**What is required**
Your job is to restate each entry word for word.

......

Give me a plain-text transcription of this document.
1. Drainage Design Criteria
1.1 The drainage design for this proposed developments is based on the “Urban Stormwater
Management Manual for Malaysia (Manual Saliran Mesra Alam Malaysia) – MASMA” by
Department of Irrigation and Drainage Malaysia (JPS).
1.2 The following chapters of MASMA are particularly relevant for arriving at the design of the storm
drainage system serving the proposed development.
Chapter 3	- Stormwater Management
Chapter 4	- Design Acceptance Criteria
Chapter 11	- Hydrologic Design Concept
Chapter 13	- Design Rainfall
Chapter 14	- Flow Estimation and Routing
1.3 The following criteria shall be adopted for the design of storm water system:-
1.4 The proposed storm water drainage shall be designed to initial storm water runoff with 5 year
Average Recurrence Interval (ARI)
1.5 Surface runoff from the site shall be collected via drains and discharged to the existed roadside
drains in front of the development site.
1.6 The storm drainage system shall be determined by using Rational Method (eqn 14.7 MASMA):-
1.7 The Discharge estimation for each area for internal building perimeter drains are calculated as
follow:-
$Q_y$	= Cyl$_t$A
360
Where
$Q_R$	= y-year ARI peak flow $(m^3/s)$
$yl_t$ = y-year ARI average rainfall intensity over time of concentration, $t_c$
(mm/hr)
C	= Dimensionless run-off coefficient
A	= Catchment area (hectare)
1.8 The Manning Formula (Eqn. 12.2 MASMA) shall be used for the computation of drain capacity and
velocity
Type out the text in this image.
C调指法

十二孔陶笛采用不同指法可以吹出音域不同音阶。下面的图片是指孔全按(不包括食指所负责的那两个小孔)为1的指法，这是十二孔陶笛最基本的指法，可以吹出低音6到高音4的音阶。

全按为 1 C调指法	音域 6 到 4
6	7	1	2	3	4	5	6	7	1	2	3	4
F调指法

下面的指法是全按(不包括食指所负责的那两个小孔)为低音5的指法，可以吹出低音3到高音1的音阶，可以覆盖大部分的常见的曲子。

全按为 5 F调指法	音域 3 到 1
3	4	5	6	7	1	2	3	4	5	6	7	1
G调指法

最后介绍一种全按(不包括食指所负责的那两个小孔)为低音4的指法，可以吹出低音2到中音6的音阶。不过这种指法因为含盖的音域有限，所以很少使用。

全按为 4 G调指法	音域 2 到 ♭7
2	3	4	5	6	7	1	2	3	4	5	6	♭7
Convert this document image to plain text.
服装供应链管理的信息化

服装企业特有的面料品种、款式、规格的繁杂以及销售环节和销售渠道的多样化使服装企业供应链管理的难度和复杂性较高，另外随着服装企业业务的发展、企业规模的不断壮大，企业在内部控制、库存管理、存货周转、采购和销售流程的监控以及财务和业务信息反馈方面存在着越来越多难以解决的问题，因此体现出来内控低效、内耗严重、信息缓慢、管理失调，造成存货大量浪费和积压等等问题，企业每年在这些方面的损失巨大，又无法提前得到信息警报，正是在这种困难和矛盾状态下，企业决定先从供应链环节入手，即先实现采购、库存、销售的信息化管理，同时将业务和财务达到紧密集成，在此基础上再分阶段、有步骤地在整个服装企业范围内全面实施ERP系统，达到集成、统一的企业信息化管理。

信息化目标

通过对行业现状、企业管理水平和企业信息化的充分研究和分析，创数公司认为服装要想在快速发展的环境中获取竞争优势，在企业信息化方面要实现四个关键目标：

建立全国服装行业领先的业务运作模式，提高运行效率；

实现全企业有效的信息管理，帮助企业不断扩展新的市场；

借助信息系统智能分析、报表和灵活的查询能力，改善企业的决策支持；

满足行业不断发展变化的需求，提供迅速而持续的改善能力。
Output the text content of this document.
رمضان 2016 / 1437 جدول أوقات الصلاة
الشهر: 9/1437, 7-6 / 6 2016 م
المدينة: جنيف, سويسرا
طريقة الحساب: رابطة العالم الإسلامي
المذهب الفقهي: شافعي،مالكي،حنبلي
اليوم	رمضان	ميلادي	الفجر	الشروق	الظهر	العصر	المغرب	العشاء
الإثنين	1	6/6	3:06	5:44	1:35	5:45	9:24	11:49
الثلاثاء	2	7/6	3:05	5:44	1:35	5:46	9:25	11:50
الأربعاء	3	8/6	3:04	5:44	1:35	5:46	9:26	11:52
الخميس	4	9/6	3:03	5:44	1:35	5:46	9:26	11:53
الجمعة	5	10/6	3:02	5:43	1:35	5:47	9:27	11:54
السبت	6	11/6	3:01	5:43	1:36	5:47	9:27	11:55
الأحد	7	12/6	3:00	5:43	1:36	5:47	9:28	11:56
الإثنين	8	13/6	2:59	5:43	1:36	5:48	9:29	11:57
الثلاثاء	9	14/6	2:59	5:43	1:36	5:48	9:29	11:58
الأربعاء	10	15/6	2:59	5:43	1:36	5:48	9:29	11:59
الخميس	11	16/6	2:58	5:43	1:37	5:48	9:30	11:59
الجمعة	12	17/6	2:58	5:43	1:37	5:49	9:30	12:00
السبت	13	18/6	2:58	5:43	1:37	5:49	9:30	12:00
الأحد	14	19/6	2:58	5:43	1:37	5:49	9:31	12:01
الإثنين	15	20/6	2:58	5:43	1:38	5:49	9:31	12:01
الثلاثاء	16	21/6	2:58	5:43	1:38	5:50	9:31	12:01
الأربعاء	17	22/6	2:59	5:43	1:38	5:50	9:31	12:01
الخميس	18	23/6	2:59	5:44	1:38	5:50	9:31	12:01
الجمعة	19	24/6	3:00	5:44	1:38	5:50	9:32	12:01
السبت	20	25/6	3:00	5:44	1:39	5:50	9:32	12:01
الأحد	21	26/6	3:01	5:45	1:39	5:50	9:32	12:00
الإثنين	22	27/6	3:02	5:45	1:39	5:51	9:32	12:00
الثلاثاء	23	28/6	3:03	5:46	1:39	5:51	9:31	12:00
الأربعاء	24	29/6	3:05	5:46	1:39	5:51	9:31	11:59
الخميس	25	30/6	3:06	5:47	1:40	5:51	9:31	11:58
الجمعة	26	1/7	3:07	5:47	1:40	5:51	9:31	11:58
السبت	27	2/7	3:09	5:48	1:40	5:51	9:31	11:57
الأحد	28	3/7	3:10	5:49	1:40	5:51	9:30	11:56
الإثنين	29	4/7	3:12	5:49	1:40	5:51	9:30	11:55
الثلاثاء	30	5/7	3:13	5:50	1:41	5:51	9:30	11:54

......

**Written response**
Give me a plain-text transcription of this document.
1. Drainage Design Criteria
1.1 The drainage design for this proposed developments is based on the “Urban Stormwater
Management Manual for Malaysia (Manual Saliran Mesra Alam Malaysia) – MASMA” by
Department of Irrigation and Drainage Malaysia (JPS).
1.2 The following chapters of MASMA are particularly relevant for arriving at the design of the storm
drainage system serving the proposed development.
Chapter 3	- Stormwater Management
Chapter 4	- Design Acceptance Criteria
Chapter 11	- Hydrologic Design Concept
Chapter 13	- Design Rainfall
Chapter 14	- Flow Estimation and Routing
1.3 The following criteria shall be adopted for the design of storm water system:-
1.4 The proposed storm water drainage shall be designed to initial storm water runoff with 5 year
Average Recurrence Interval (ARI)
1.5 Surface runoff from the site shall be collected via drains and discharged to the existed roadside
drains in front of the development site.
1.6 The storm drainage system shall be determined by using Rational Method (eqn 14.7 MASMA):-
1.7 The Discharge estimation for each area for internal building perimeter drains are calculated as
follow:-
$Q_y$	= Cyl$_t$A
360
Where
$Q_R$	= y-year ARI peak flow $(m^3/s)$
$yl_t$ = y-year ARI average rainfall intensity over time of concentration, $t_c$
(mm/hr)
C	= Dimensionless run-off coefficient
A	= Catchment area (hectare)
1.8 The Manning Formula (Eqn. 12.2 MASMA) shall be used for the computation of drain capacity and
velocity
Type out the text in this image.
C调指法

十二孔陶笛采用不同指法可以吹出音域不同音阶。下面的图片是指孔全按(不包括食指所负责的那两个小孔)为1的指法，这是十二孔陶笛最基本的指法，可以吹出低音6到高音4的音阶。

全按为 1 C调指法	音域 6 到 4
6	7	1	2	3	4	5	6	7	1	2	3	4
F调指法

下面的指法是全按(不包括食指所负责的那两个小孔)为低音5的指法，可以吹出低音3到高音1的音阶，可以覆盖大部分的常见的曲子。

全按为 5 F调指法	音域 3 到 1
3	4	5	6	7	1	2	3	4	5	6	7	1
G调指法

最后介绍一种全按(不包括食指所负责的那两个小孔)为低音4的指法，可以吹出低音2到中音6的音阶。不过这种指法因为含盖的音域有限，所以很少使用。

全按为 4 G调指法	音域 2 到 ♭7
2	3	4	5	6	7	1	2	3	4	5	6	♭7
Convert this document image to plain text.
服装供应链管理的信息化

服装企业特有的面料品种、款式、规格的繁杂以及销售环节和销售渠道的多样化使服装企业供应链管理的难度和复杂性较高，另外随着服装企业业务的发展、企业规模的不断壮大，企业在内部控制、库存管理、存货周转、采购和销售流程的监控以及财务和业务信息反馈方面存在着越来越多难以解决的问题，因此体现出来内控低效、内耗严重、信息缓慢、管理失调，造成存货大量浪费和积压等等问题，企业每年在这些方面的损失巨大，又无法提前得到信息警报，正是在这种困难和矛盾状态下，企业决定先从供应链环节入手，即先实现采购、库存、销售的信息化管理，同时将业务和财务达到紧密集成，在此基础上再分阶段、有步骤地在整个服装企业范围内全面实施ERP系统，达到集成、统一的企业信息化管理。

信息化目标

通过对行业现状、企业管理水平和企业信息化的充分研究和分析，创数公司认为服装要想在快速发展的环境中获取竞争优势，在企业信息化方面要实现四个关键目标：

建立全国服装行业领先的业务运作模式，提高运行效率；

实现全企业有效的信息管理，帮助企业不断扩展新的市场；

借助信息系统智能分析、报表和灵活的查询能力，改善企业的决策支持；

满足行业不断发展变化的需求，提供迅速而持续的改善能力。
Output the text content of this document.
رمضان 2016 / 1437 جدول أوقات الصلاة
الشهر: 9/1437, 7-6 / 6 2016 م
المدينة: جنيف, سويسرا
طريقة الحساب: رابطة العالم الإسلامي
المذهب الفقهي: شافعي،مالكي،حنبلي
اليوم	رمضان	ميلادي	الفجر	الشروق	الظهر	العصر	المغرب	العشاء
الإثنين	1	6/6	3:06	5:44	1:35	5:45	9:24	11:49
الثلاثاء	2	7/6	3:05	5:44	1:35	5:46	9:25	11:50
الأربعاء	3	8/6	3:04	5:44	1:35	5:46	9:26	11:52
الخميس	4	9/6	3:03	5:44	1:35	5:46	9:26	11:53
الجمعة	5	10/6	3:02	5:43	1:35	5:47	9:27	11:54
السبت	6	11/6	3:01	5:43	1:36	5:47	9:27	11:55
الأحد	7	12/6	3:00	5:43	1:36	5:47	9:28	11:56
الإثنين	8	13/6	2:59	5:43	1:36	5:48	9:29	11:57
الثلاثاء	9	14/6	2:59	5:43	1:36	5:48	9:29	11:58
الأربعاء	10	15/6	2:59	5:43	1:36	5:48	9:29	11:59
الخميس	11	16/6	2:58	5:43	1:37	5:48	9:30	11:59
الجمعة	12	17/6	2:58	5:43	1:37	5:49	9:30	12:00
السبت	13	18/6	2:58	5:43	1:37	5:49	9:30	12:00
الأحد	14	19/6	2:58	5:43	1:37	5:49	9:31	12:01
الإثنين	15	20/6	2:58	5:43	1:38	5:49	9:31	12:01
الثلاثاء	16	21/6	2:58	5:43	1:38	5:50	9:31	12:01
الأربعاء	17	22/6	2:59	5:43	1:38	5:50	9:31	12:01
الخميس	18	23/6	2:59	5:44	1:38	5:50	9:31	12:01
الجمعة	19	24/6	3:00	5:44	1:38	5:50	9:32	12:01
السبت	20	25/6	3:00	5:44	1:39	5:50	9:32	12:01
الأحد	21	26/6	3:01	5:45	1:39	5:50	9:32	12:00
الإثنين	22	27/6	3:02	5:45	1:39	5:51	9:32	12:00
الثلاثاء	23	28/6	3:03	5:46	1:39	5:51	9:31	12:00
الأربعاء	24	29/6	3:05	5:46	1:39	5:51	9:31	11:59
الخميس	25	30/6	3:06	5:47	1:40	5:51	9:31	11:58
الجمعة	26	1/7	3:07	5:47	1:40	5:51	9:31	11:58
السبت	27	2/7	3:09	5:48	1:40	5:51	9:31	11:57
الأحد	28	3/7	3:10	5:49	1:40	5:51	9:30	11:56
الإثنين	29	4/7	3:12	5:49	1:40	5:51	9:30	11:55
الثلاثاء	30	5/7	3:13	5:50	1:41	5:51	9:30	11:54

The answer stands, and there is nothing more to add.